Requirements>
Every line that contains the word "with" should be copied out.

Figure record listings
· · · · ·

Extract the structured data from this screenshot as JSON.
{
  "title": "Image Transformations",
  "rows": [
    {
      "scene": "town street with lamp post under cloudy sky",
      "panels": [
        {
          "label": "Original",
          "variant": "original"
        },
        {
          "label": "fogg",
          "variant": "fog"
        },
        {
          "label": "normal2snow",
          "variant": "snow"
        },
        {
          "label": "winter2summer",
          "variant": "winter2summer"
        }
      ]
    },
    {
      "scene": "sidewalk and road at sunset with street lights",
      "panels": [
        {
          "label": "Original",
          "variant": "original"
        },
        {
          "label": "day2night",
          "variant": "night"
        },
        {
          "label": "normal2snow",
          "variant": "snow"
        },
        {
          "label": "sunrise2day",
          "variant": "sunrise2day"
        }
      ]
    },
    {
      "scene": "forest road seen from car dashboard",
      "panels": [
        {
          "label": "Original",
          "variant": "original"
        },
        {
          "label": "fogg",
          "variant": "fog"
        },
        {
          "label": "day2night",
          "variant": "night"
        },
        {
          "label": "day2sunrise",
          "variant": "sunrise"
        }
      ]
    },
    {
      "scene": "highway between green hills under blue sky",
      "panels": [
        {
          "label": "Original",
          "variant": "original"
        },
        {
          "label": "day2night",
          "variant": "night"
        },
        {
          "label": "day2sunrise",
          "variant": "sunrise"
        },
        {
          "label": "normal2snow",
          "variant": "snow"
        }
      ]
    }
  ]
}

· · · · ·

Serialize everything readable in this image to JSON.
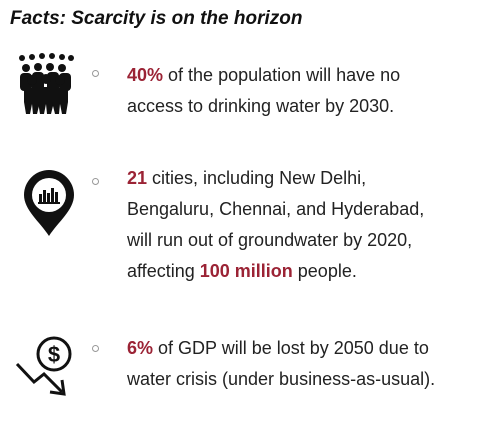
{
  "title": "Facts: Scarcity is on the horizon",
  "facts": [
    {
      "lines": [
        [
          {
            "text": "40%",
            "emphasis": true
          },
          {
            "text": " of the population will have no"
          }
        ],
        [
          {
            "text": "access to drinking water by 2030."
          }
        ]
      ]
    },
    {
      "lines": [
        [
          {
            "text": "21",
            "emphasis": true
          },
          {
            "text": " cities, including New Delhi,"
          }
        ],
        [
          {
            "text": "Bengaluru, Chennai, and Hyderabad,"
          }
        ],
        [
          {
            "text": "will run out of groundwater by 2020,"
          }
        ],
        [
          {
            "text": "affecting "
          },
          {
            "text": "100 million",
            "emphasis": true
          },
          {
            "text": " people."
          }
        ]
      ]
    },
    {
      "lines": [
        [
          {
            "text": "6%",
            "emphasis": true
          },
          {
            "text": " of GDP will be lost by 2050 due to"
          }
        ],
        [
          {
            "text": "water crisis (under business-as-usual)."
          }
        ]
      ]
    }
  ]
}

· · · · ·

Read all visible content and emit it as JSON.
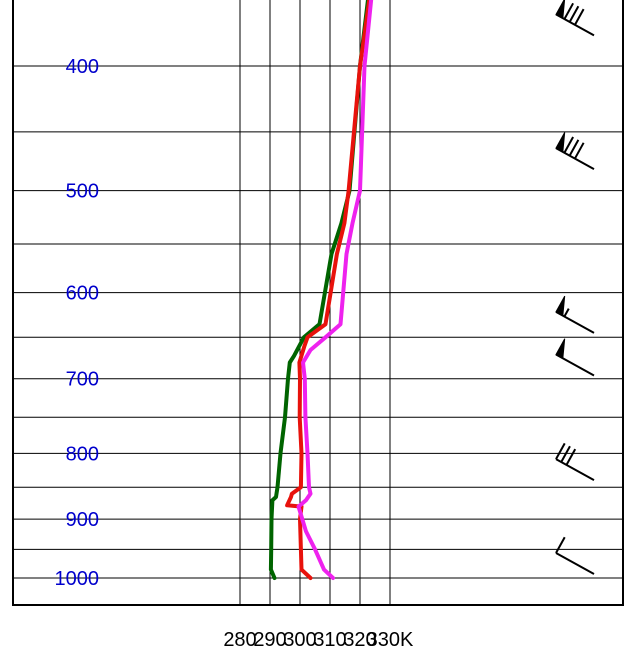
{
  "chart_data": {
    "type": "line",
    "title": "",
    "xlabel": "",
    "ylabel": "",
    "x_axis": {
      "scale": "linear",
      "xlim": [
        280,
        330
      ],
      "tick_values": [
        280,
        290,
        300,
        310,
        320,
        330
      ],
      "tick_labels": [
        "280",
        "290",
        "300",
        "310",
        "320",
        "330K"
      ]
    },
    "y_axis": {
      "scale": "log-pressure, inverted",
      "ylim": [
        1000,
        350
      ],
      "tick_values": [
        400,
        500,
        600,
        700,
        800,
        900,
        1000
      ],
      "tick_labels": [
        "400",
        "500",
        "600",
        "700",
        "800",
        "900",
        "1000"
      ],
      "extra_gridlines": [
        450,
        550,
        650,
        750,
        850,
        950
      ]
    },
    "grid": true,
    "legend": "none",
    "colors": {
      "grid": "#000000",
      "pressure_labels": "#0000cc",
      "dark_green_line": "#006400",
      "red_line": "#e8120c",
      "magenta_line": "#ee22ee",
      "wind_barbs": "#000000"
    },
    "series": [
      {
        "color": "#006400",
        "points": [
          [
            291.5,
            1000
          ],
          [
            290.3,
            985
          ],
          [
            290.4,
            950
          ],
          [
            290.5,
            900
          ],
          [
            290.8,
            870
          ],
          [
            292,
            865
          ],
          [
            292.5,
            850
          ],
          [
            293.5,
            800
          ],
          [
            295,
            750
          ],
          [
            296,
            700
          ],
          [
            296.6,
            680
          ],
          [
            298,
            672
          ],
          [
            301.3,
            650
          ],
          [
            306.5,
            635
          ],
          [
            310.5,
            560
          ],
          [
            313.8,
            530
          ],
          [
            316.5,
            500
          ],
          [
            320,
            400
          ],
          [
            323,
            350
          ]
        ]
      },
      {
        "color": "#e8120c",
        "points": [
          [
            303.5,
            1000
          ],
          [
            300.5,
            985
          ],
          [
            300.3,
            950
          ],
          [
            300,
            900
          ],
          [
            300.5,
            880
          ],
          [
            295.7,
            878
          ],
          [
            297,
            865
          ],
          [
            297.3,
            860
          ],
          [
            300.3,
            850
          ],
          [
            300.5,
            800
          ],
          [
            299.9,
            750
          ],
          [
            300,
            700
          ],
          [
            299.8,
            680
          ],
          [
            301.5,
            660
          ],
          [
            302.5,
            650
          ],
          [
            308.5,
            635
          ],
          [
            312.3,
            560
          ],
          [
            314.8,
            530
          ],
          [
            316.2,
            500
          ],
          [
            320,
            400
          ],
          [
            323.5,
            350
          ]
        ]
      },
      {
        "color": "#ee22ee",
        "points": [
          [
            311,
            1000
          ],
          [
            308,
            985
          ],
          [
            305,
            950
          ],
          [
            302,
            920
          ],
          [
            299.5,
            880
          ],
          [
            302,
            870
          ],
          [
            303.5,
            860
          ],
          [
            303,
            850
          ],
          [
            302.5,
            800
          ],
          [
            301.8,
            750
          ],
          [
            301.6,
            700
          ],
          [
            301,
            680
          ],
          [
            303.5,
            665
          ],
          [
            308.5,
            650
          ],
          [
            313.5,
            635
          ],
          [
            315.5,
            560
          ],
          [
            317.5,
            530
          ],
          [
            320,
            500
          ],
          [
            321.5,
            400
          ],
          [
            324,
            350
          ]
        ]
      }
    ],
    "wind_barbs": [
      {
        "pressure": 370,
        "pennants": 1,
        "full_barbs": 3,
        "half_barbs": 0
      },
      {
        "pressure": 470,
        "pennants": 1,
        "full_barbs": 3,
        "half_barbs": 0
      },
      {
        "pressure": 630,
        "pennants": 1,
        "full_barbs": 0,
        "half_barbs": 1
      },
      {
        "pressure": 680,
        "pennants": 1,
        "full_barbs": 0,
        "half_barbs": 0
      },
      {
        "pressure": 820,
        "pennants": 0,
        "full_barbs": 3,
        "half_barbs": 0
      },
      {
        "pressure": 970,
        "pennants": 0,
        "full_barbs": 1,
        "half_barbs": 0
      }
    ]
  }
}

· · · · ·

Worked answer>
      "scene": "town street with lamp post under cloudy sky",
      "scene": "sidewalk and road at sunset with street lights",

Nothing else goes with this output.